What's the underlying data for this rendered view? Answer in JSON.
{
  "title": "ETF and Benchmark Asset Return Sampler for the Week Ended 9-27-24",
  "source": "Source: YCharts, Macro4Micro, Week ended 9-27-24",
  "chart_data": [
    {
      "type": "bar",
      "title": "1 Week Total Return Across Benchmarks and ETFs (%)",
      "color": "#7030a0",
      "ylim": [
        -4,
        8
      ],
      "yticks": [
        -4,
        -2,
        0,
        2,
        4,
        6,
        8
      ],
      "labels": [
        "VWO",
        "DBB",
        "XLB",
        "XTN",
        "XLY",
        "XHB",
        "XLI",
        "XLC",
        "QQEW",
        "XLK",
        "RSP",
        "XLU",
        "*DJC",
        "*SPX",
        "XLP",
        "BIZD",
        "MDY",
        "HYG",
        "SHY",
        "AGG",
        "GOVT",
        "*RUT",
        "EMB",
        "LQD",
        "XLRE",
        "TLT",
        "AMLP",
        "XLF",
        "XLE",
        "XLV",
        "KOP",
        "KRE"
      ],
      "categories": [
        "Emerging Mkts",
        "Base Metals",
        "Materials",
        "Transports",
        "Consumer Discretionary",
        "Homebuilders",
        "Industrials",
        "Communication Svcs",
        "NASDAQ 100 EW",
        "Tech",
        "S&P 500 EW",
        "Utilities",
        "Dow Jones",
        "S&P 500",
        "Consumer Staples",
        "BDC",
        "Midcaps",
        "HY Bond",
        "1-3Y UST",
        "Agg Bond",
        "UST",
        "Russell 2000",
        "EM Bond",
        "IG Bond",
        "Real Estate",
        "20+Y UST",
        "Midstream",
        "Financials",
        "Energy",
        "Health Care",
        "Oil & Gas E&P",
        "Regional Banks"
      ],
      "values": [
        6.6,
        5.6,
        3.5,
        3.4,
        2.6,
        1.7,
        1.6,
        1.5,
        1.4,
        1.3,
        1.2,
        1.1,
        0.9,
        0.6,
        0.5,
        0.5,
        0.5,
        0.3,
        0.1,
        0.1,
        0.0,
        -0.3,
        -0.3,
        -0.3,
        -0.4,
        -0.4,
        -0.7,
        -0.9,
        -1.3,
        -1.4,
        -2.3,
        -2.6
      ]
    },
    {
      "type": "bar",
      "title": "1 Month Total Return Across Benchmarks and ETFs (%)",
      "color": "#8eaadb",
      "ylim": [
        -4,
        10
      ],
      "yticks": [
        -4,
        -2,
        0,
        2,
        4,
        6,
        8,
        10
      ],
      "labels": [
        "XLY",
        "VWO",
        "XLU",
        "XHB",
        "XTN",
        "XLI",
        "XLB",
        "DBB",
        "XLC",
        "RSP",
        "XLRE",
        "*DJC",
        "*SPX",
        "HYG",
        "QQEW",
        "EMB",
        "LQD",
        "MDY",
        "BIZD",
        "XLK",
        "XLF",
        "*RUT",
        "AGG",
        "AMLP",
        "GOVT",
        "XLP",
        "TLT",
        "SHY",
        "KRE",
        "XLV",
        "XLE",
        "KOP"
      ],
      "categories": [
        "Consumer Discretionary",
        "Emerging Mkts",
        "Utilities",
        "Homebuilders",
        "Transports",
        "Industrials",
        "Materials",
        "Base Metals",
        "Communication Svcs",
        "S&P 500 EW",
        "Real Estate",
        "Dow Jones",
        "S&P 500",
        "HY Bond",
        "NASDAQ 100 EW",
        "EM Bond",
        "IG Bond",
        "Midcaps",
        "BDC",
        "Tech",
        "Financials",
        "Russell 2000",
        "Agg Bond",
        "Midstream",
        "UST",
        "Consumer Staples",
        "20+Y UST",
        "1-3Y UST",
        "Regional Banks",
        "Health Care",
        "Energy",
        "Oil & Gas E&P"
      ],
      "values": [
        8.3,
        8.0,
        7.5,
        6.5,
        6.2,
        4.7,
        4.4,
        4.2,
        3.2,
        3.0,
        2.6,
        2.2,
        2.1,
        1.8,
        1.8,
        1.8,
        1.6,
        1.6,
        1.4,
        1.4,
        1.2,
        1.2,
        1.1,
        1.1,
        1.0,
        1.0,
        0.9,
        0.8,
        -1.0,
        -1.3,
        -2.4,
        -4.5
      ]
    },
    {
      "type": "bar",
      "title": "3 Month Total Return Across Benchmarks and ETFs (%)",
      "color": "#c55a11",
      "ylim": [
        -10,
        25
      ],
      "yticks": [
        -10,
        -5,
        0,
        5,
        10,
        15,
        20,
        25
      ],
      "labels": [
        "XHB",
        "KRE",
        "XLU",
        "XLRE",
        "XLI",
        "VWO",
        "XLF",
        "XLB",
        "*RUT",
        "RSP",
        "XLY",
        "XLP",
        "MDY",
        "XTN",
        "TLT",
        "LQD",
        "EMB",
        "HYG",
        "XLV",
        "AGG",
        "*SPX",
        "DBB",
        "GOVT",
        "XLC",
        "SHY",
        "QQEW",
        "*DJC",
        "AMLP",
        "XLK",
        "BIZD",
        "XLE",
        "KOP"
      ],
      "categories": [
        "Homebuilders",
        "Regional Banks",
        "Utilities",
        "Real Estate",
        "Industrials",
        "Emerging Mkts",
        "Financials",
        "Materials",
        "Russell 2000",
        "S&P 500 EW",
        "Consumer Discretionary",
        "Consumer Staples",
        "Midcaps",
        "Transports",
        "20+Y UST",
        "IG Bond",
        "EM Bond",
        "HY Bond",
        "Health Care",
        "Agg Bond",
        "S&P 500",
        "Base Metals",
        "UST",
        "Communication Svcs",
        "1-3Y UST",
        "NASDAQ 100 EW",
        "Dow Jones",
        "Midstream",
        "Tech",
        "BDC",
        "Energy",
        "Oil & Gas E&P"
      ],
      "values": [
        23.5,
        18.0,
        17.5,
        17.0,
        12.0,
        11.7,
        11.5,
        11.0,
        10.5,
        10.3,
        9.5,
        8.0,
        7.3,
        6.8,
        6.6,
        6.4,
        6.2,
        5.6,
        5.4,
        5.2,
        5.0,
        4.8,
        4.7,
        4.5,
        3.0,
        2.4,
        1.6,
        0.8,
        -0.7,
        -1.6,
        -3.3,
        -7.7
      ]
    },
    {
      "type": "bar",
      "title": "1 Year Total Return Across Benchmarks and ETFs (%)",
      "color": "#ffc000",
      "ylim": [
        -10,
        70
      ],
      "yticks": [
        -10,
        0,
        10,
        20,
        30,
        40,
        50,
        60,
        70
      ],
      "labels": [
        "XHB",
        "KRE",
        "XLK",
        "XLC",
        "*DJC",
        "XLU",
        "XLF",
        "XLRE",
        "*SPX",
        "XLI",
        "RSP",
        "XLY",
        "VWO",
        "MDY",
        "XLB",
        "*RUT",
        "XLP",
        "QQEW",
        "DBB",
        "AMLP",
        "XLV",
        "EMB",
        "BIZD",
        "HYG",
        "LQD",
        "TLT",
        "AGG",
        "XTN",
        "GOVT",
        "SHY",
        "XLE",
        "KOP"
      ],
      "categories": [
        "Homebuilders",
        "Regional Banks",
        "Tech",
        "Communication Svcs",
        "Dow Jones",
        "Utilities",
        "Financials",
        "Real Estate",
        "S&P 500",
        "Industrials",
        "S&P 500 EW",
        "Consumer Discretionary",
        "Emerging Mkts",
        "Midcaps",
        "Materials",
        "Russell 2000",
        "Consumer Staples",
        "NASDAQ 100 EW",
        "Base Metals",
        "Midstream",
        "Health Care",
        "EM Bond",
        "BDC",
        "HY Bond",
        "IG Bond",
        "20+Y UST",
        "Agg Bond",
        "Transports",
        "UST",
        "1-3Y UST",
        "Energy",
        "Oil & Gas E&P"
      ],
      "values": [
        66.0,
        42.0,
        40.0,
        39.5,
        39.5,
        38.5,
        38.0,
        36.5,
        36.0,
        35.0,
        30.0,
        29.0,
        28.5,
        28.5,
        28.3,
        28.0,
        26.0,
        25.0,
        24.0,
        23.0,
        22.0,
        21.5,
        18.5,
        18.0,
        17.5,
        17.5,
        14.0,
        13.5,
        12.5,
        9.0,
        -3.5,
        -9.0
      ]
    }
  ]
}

◆ ◆ ◆ ◆ ◆ ◆ ◆

**TASK TO CARRY OUT**
Look through the entries above for the word "title". Copy every line where it shows up.

**OUTPUT FOR THIS EXERCISE**
  "title": "ETF and Benchmark Asset Return Sampler for the Week Ended 9-27-24",
      "title": "1 Week Total Return Across Benchmarks and ETFs (%)",
      "title": "1 Month Total Return Across Benchmarks and ETFs (%)",
      "title": "3 Month Total Return Across Benchmarks and ETFs (%)",
      "title": "1 Year Total Return Across Benchmarks and ETFs (%)",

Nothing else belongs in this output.